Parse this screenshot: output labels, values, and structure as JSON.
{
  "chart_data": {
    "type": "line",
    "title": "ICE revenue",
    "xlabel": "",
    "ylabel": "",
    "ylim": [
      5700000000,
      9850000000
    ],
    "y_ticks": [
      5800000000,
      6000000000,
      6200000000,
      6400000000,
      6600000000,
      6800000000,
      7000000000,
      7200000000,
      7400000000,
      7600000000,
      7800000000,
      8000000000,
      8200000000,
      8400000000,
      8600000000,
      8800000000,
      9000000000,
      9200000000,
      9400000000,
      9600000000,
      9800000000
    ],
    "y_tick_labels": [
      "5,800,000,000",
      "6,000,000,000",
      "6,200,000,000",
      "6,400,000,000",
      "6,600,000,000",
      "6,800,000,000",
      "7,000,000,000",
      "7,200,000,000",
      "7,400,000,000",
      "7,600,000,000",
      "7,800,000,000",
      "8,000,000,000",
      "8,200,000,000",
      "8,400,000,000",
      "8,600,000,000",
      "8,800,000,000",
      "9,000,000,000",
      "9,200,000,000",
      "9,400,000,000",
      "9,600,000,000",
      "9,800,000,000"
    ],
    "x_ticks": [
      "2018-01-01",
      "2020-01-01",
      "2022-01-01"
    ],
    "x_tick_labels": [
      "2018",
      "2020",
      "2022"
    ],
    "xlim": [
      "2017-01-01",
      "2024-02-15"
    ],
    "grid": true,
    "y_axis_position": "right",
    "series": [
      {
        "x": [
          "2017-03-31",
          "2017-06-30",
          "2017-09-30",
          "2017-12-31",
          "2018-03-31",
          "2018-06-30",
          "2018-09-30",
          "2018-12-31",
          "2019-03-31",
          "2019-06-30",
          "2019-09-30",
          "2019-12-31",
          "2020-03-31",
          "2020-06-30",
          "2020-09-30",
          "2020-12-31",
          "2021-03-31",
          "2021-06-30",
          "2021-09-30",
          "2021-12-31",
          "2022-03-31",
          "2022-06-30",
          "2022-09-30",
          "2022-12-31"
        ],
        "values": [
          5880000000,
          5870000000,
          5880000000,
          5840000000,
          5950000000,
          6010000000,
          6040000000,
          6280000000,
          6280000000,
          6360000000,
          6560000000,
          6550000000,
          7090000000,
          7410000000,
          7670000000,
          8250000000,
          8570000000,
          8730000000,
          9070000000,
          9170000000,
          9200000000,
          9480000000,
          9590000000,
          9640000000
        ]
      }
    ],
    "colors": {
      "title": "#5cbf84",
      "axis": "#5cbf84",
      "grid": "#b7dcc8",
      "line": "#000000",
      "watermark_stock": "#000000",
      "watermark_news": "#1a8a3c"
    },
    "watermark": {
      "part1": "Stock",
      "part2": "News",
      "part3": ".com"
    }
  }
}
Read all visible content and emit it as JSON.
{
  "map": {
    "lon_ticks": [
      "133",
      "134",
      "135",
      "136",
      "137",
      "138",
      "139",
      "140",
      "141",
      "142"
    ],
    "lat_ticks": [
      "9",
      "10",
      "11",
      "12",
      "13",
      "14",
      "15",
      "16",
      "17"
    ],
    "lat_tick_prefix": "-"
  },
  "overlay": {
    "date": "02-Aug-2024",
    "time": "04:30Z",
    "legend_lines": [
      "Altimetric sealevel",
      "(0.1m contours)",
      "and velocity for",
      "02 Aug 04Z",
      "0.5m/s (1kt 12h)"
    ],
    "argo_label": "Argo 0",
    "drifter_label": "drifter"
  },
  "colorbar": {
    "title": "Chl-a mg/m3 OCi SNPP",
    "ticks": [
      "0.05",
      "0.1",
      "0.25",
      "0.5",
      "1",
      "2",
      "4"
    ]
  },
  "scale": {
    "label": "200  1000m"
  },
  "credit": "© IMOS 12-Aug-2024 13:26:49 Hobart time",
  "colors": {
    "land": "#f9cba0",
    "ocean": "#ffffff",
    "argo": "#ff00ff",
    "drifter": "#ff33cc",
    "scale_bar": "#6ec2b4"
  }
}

•••

What the exercise asks |
Return each line of the listing that holds the string "values".

Completed exercise |
Parse this screenshot: output labels, values, and structure as JSON.
        "values": [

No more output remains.